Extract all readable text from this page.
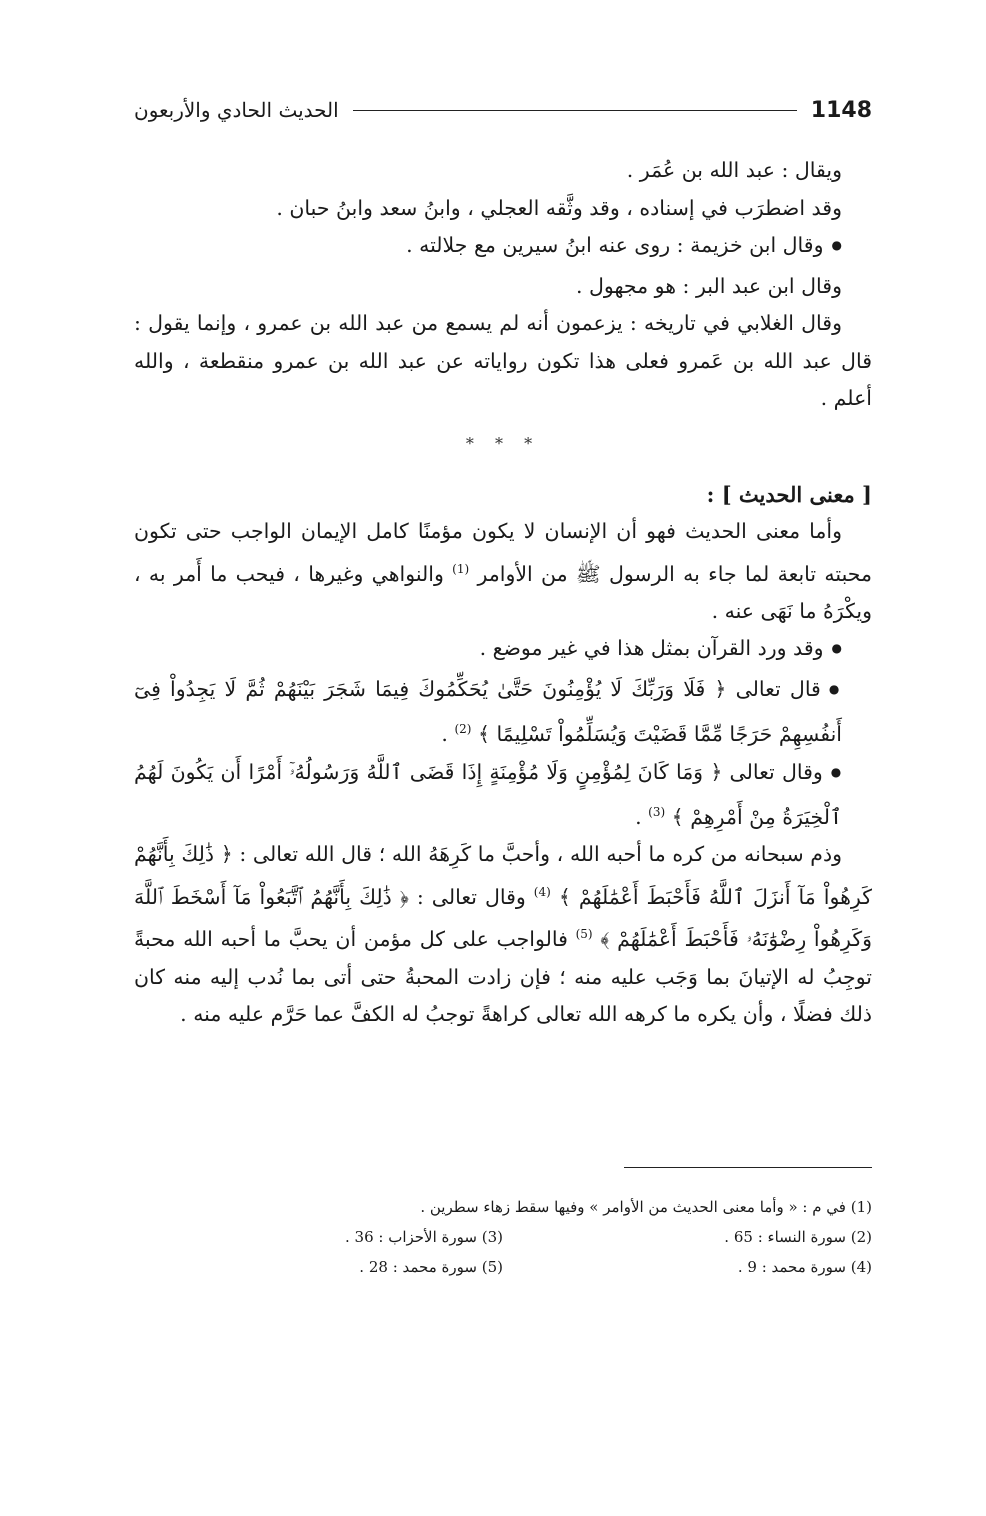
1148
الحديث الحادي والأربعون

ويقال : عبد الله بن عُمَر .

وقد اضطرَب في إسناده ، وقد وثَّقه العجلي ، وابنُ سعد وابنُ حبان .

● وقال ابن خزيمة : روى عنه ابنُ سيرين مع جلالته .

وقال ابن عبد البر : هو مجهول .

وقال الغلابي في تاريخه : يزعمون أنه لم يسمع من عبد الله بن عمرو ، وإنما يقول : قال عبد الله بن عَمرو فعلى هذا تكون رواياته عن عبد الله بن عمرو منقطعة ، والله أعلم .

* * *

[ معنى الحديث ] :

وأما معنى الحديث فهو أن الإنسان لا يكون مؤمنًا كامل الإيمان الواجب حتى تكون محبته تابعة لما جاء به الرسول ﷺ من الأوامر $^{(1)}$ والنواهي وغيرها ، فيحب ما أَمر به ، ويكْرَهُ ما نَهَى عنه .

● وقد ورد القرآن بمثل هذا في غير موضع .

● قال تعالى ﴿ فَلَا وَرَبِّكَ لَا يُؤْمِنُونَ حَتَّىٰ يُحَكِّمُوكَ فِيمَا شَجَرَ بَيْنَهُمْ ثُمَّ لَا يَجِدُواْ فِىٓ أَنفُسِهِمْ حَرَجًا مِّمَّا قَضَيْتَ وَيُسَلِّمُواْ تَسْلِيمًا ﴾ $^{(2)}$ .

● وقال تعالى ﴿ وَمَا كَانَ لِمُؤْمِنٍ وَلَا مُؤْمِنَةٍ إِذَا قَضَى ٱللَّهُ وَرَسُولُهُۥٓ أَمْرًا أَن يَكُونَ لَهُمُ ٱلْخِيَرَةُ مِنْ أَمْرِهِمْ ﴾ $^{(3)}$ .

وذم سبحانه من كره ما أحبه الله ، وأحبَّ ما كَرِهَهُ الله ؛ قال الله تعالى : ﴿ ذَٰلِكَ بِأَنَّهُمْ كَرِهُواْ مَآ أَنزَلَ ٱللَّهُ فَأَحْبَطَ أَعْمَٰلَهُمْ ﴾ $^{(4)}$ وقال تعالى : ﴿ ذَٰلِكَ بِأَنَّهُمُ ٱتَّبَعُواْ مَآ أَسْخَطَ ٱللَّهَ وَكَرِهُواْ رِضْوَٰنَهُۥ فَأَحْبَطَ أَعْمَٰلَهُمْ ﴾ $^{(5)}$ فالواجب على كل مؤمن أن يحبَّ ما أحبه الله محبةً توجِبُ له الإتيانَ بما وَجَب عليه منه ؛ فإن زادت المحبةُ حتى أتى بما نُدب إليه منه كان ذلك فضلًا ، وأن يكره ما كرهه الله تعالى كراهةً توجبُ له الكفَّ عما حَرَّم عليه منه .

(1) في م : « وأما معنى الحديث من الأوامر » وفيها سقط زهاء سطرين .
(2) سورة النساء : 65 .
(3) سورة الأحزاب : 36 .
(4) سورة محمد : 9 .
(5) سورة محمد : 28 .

○ ○ ○ ○ ○ ○ ○

To do:
Return every line above in which the string "معنى" occurs.

Result:
[ معنى الحديث ] :
وأما معنى الحديث فهو أن الإنسان لا يكون مؤمنًا كامل الإيمان الواجب حتى تكون محبته تابعة لما جاء به الرسول ﷺ من الأوامر $^{(1)}$ والنواهي وغيرها ، فيحب ما أَمر به ، ويكْرَهُ ما نَهَى عنه .
(1) في م : « وأما معنى الحديث من الأوامر » وفيها سقط زهاء سطرين .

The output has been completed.